━━━ Data shown

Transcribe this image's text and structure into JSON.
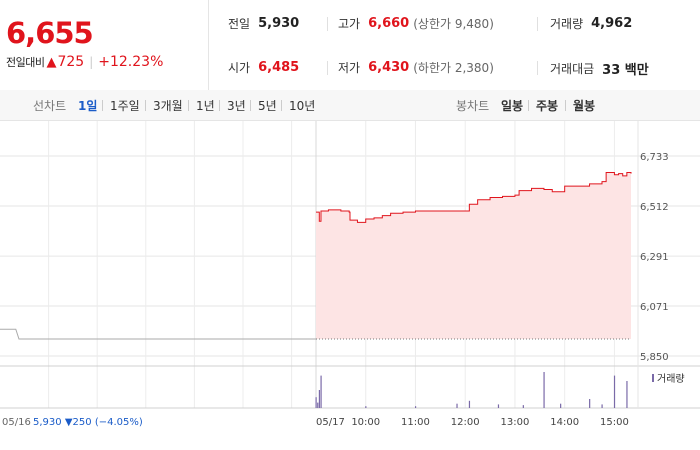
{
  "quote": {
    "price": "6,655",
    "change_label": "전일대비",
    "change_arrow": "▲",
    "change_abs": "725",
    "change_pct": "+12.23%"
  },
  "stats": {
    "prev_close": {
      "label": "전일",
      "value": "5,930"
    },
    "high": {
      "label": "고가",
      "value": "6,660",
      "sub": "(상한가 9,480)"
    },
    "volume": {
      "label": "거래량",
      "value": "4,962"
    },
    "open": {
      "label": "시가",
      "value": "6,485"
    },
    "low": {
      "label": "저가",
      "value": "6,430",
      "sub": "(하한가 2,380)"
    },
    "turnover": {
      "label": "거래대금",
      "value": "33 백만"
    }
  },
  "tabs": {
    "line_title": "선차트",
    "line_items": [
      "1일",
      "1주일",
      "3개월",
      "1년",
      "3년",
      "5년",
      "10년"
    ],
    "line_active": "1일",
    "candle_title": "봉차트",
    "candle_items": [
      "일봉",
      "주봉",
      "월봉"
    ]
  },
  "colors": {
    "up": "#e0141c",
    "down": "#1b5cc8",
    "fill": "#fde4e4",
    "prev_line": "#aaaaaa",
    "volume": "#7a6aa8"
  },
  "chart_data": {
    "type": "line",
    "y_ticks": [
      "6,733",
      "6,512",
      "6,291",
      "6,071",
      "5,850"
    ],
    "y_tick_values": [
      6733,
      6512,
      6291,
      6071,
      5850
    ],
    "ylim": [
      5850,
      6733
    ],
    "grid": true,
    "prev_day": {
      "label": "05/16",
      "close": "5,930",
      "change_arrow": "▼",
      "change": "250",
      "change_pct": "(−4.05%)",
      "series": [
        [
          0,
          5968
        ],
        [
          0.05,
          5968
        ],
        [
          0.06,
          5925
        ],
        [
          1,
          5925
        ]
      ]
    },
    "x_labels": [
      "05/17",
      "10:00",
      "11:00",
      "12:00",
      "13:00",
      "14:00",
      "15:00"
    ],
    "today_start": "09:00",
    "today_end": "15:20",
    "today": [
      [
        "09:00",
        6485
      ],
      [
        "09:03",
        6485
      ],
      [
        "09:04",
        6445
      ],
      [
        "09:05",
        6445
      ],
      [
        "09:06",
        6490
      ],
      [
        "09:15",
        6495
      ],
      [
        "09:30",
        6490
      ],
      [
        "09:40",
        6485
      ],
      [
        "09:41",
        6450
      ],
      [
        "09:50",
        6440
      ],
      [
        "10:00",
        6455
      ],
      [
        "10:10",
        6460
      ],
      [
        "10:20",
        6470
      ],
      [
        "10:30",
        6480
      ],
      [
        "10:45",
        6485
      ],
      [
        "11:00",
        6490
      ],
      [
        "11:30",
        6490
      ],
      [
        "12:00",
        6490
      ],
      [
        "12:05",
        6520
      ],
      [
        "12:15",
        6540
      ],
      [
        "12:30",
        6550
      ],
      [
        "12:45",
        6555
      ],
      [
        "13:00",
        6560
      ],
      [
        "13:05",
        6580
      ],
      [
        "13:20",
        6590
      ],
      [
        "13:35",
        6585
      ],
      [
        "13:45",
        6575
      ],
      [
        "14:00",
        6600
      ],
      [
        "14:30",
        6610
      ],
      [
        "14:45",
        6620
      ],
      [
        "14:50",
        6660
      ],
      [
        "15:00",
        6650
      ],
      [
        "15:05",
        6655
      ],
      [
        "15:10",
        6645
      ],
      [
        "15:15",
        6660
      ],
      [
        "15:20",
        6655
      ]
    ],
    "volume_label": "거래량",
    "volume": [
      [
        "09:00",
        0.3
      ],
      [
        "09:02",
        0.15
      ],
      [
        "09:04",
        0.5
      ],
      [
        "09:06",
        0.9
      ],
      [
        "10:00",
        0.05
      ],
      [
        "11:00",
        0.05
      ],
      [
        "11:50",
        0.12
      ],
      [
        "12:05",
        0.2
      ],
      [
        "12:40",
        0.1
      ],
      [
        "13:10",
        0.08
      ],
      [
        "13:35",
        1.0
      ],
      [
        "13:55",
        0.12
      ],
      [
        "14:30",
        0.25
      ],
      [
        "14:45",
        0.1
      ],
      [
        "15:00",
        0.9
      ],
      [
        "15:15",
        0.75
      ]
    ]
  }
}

━━━━━━
━━━ Data shown

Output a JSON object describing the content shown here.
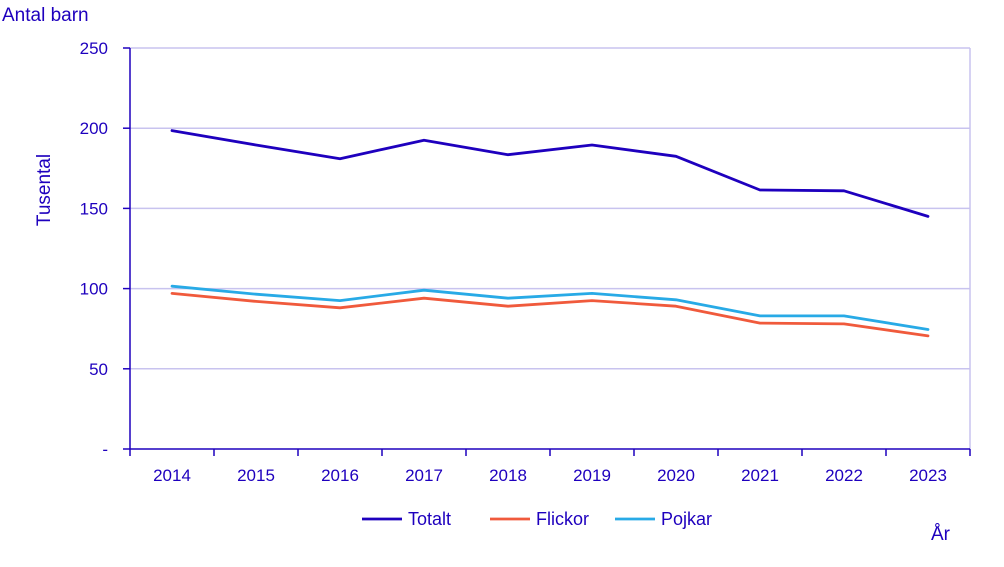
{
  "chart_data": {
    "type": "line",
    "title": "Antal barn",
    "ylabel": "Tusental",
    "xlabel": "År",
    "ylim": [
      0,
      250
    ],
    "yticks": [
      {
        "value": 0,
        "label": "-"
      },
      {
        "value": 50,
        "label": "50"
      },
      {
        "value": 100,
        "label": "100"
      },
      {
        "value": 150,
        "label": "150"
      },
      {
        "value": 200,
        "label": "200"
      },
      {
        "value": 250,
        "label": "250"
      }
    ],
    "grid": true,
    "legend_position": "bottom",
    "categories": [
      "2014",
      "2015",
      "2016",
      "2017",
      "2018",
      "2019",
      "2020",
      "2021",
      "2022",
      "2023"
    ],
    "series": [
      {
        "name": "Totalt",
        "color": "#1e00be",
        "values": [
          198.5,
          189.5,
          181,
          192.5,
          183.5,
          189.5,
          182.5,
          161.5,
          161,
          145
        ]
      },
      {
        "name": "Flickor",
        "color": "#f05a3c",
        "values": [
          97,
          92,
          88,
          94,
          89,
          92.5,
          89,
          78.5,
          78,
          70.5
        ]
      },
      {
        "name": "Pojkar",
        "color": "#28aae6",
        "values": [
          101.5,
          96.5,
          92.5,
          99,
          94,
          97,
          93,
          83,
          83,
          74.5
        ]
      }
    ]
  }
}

━━━━━━

Exercise: From the entries, report each line that includes the word "JSON".

Exercise answer:
Transcribe this image's text and structure into JSON.
Output a JSON object describing the content shown here.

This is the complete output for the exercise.